• **THE PROBLEM**: Wherever the word "ffffff" appears in the entries, copy the whole line.

• **Items from a figure collection**:
· · ·

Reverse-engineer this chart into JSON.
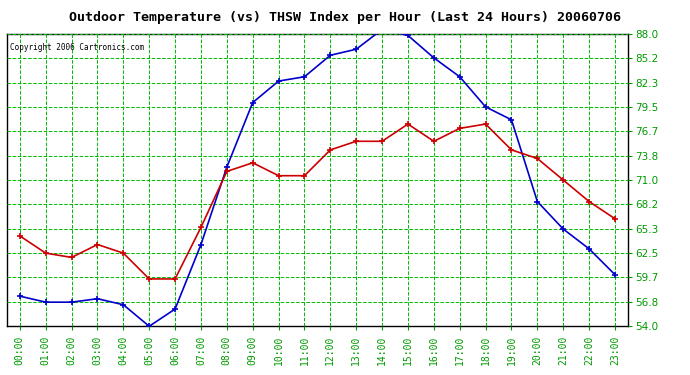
{
  "title": "Outdoor Temperature (vs) THSW Index per Hour (Last 24 Hours) 20060706",
  "copyright": "Copyright 2006 Cartronics.com",
  "hours": [
    "00:00",
    "01:00",
    "02:00",
    "03:00",
    "04:00",
    "05:00",
    "06:00",
    "07:00",
    "08:00",
    "09:00",
    "10:00",
    "11:00",
    "12:00",
    "13:00",
    "14:00",
    "15:00",
    "16:00",
    "17:00",
    "18:00",
    "19:00",
    "20:00",
    "21:00",
    "22:00",
    "23:00"
  ],
  "blue_line": [
    57.5,
    56.8,
    56.8,
    57.2,
    56.5,
    54.0,
    56.0,
    63.5,
    72.5,
    80.0,
    82.5,
    83.0,
    85.5,
    86.2,
    88.5,
    87.8,
    85.2,
    83.0,
    79.5,
    78.0,
    68.5,
    65.3,
    63.0,
    60.0
  ],
  "red_line": [
    64.5,
    62.5,
    62.0,
    63.5,
    62.5,
    59.5,
    59.5,
    65.5,
    72.0,
    73.0,
    71.5,
    71.5,
    74.5,
    75.5,
    75.5,
    77.5,
    75.5,
    77.0,
    77.5,
    74.5,
    73.5,
    71.0,
    68.5,
    66.5
  ],
  "yticks": [
    54.0,
    56.8,
    59.7,
    62.5,
    65.3,
    68.2,
    71.0,
    73.8,
    76.7,
    79.5,
    82.3,
    85.2,
    88.0
  ],
  "ymin": 54.0,
  "ymax": 88.0,
  "bg_color": "#ffffff",
  "plot_bg_color": "#ffffff",
  "grid_color": "#00bb00",
  "blue_color": "#0000cc",
  "red_color": "#cc0000",
  "title_color": "#000000",
  "tick_label_color": "#009900",
  "border_color": "#000000"
}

· · ·

• **EXERCISE RESPONSE**:
  "bg_color": "#ffffff",
  "plot_bg_color": "#ffffff",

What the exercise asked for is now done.